Dataset entries:
####

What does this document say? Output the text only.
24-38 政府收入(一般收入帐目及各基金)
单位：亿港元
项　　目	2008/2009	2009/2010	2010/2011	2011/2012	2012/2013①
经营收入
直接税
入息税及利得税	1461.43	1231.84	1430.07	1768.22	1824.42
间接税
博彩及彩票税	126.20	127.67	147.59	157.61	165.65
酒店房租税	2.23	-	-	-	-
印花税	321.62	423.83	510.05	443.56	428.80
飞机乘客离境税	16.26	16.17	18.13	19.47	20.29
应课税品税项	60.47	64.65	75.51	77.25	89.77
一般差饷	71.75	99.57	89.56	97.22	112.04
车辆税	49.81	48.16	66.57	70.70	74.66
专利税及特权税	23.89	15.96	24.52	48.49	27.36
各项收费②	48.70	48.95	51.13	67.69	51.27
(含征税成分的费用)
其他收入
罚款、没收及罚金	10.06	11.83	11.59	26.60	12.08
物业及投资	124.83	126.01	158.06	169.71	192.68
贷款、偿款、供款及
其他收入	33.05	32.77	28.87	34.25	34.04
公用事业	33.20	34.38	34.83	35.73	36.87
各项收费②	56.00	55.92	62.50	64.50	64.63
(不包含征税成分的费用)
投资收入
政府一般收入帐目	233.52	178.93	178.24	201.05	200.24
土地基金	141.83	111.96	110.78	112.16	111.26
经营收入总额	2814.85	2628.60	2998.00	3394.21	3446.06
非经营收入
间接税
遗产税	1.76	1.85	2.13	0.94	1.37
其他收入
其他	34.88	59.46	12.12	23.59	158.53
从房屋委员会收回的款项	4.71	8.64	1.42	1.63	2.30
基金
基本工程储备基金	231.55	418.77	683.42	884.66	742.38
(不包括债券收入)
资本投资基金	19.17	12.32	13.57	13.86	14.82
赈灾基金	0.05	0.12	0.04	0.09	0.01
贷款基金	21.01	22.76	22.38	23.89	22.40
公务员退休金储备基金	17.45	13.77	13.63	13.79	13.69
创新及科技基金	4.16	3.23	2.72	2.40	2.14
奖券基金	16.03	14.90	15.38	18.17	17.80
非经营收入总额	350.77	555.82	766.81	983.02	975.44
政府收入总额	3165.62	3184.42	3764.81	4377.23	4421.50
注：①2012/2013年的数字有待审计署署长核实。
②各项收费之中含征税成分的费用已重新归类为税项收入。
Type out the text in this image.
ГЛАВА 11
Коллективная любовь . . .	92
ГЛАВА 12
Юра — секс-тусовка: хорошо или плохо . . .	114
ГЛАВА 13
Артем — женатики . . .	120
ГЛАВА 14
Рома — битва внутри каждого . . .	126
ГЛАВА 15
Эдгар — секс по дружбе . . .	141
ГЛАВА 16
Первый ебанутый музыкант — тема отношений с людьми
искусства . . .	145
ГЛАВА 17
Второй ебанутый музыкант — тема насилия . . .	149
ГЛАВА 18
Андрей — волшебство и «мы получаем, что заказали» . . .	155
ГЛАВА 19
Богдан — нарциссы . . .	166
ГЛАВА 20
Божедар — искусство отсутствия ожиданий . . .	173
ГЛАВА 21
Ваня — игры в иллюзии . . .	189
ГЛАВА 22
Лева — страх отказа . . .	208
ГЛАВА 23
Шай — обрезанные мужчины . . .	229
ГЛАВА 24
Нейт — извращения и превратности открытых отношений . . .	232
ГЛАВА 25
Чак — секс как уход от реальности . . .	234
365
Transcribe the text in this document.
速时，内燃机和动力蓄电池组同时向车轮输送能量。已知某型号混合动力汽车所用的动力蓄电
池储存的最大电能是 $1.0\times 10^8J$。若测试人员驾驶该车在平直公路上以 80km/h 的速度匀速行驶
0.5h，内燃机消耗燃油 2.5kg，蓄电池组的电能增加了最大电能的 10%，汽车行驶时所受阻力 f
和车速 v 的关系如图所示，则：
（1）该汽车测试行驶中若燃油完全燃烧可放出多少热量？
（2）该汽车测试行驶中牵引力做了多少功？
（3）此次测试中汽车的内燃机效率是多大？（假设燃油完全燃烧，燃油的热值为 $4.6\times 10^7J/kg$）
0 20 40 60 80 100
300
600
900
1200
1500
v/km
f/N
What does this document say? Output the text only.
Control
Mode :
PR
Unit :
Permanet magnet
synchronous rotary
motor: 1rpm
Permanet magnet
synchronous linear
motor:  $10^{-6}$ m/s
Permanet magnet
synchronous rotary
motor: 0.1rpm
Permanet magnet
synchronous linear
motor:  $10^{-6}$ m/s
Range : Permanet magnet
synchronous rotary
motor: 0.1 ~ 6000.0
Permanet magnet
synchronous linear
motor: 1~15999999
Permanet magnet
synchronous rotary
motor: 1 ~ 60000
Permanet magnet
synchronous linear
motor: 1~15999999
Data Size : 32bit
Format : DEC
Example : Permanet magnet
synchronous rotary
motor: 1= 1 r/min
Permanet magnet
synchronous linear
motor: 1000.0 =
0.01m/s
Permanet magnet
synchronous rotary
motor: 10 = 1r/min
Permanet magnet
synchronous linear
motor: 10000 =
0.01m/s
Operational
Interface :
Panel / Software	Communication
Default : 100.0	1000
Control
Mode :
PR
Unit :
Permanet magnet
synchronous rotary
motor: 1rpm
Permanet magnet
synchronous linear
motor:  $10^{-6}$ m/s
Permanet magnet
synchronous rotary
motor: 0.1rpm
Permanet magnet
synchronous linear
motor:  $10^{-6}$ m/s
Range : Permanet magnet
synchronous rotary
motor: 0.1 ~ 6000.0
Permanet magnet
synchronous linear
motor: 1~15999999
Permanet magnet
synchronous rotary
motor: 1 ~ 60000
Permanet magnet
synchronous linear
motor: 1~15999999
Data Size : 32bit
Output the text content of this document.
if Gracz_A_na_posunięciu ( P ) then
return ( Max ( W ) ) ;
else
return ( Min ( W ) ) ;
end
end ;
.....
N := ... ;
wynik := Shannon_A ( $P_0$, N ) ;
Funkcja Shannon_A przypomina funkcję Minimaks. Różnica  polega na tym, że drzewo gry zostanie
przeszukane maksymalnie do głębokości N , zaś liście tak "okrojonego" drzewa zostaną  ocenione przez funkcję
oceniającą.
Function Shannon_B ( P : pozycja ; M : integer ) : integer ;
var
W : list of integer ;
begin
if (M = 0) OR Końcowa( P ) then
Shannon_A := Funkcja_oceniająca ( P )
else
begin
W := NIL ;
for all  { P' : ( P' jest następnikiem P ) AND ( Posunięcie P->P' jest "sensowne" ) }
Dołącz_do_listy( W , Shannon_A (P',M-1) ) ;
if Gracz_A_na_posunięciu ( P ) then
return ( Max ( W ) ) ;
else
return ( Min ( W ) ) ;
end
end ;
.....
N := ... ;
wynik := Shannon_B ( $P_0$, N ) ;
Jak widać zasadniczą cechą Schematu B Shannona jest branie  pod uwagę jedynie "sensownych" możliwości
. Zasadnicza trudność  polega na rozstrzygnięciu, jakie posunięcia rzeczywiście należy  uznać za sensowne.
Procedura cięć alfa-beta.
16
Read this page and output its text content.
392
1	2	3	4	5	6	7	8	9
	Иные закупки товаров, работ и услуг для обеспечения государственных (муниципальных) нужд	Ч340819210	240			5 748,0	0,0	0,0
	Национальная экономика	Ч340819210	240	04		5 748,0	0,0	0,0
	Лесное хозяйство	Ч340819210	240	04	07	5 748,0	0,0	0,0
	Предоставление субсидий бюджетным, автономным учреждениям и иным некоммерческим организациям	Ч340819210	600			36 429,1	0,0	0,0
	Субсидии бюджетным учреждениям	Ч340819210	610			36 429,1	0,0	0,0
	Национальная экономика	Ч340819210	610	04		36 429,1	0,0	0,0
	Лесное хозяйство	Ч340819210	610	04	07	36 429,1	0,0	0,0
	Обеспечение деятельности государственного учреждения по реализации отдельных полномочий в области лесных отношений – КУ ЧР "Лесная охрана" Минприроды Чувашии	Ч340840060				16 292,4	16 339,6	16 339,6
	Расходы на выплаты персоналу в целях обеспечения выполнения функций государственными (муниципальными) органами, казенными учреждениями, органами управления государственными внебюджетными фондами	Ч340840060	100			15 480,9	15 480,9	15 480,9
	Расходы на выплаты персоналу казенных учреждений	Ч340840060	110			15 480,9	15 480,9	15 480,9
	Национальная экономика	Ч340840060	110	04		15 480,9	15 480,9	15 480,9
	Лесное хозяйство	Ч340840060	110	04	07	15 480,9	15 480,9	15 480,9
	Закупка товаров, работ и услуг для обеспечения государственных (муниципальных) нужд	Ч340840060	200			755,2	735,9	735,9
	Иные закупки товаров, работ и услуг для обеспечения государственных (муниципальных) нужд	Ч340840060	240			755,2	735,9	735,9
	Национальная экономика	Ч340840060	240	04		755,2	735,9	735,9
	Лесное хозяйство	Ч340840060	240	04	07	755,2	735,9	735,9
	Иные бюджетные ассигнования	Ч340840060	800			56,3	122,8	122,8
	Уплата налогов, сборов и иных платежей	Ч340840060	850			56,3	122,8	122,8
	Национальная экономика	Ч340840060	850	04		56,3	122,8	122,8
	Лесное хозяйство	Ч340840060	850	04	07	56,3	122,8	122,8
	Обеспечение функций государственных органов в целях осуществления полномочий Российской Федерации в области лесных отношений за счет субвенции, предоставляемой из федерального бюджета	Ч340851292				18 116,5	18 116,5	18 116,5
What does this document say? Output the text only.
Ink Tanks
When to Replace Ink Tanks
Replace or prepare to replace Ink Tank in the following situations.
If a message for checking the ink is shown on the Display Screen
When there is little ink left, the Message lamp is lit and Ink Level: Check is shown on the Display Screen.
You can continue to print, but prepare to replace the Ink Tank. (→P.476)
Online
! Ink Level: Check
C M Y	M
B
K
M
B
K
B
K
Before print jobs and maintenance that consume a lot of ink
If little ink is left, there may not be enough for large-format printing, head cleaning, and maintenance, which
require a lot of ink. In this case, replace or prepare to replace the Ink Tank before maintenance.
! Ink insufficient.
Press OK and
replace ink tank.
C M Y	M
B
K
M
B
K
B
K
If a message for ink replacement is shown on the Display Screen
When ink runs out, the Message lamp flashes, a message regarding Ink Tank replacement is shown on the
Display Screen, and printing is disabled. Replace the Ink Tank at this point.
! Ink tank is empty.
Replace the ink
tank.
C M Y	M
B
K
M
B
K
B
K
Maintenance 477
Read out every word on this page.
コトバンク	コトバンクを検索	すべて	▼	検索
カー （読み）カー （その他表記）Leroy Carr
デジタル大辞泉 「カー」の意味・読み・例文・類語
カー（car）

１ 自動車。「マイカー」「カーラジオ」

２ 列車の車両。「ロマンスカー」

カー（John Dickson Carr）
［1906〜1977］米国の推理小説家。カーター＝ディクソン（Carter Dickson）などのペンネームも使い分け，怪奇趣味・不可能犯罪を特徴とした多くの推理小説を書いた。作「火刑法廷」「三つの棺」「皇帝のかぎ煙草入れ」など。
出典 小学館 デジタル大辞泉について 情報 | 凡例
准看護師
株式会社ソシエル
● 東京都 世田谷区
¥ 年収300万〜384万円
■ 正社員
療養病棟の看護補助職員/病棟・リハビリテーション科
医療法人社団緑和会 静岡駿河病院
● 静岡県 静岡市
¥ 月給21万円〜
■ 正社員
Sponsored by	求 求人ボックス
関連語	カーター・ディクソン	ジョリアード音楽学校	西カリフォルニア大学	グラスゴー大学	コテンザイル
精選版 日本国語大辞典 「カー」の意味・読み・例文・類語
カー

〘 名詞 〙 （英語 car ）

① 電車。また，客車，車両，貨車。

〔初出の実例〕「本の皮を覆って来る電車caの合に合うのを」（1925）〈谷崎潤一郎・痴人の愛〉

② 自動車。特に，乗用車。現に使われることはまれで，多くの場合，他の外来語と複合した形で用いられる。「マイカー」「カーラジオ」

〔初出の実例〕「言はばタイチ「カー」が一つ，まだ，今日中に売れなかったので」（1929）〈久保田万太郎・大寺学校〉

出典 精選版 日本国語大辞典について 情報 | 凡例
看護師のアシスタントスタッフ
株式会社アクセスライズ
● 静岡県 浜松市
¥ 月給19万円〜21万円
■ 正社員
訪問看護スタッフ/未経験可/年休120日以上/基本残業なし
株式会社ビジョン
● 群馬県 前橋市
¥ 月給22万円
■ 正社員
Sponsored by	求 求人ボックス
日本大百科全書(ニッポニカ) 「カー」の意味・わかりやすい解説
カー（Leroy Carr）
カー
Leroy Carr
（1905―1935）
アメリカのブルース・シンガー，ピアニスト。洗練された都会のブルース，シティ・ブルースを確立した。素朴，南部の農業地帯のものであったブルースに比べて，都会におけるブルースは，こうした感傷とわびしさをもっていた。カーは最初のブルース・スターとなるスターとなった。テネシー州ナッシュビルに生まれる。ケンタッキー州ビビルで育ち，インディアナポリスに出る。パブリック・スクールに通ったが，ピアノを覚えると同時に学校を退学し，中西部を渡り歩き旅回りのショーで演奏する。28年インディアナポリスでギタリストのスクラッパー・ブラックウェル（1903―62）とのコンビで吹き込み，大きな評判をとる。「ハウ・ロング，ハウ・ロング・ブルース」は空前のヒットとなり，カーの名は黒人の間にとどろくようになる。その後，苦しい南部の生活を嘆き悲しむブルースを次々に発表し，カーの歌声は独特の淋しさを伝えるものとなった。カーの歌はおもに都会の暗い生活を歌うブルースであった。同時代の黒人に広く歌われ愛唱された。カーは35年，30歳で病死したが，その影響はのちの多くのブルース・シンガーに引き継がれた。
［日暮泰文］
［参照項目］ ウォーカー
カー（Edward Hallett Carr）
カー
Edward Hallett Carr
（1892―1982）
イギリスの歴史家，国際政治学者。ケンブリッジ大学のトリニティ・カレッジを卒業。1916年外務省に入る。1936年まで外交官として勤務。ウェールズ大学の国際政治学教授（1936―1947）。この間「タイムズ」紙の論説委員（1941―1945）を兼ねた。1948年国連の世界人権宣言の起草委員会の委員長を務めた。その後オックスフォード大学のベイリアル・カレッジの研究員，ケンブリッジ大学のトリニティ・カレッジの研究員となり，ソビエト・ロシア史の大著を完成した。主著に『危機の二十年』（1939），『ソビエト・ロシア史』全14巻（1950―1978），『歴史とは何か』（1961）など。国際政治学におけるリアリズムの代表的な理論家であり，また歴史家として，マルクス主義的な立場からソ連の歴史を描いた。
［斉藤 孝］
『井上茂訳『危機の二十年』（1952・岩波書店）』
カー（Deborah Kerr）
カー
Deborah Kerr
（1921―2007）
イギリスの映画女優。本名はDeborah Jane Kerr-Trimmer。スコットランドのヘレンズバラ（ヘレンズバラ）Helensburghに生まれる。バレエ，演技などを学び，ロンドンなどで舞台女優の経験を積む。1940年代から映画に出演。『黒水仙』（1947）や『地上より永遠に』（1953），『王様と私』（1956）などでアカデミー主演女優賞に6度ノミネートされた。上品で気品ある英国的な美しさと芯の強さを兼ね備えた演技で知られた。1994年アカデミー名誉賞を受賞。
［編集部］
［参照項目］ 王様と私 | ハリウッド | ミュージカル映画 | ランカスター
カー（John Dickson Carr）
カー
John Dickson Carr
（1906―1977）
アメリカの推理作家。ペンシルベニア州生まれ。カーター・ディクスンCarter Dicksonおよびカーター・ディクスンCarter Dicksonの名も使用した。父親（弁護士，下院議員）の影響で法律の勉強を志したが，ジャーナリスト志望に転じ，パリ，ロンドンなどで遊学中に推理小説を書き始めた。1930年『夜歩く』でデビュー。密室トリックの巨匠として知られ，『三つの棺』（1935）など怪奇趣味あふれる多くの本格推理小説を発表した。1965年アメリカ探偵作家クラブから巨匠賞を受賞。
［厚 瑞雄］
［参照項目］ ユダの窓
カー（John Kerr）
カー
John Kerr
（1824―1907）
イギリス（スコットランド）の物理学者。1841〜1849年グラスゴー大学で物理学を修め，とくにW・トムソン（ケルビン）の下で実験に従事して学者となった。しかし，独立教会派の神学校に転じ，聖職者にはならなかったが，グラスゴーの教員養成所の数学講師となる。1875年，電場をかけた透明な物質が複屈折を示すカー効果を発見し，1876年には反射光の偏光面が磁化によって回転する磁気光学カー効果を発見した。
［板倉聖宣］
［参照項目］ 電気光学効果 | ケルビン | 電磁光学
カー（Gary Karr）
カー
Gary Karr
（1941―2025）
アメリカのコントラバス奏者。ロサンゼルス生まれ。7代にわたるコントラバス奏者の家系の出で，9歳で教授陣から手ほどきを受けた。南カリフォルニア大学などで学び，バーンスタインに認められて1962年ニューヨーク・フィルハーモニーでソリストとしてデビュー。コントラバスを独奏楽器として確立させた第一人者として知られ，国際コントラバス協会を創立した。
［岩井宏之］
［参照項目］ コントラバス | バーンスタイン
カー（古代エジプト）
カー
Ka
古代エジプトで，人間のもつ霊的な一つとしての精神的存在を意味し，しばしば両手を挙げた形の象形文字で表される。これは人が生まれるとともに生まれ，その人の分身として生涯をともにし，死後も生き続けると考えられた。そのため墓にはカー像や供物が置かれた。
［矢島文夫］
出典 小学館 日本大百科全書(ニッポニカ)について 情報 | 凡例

####

• EXERCISE AIM: Check each line above for the word "музыкант" and say how many have it, with nothing else.

• REPLY TO THE TASK: 2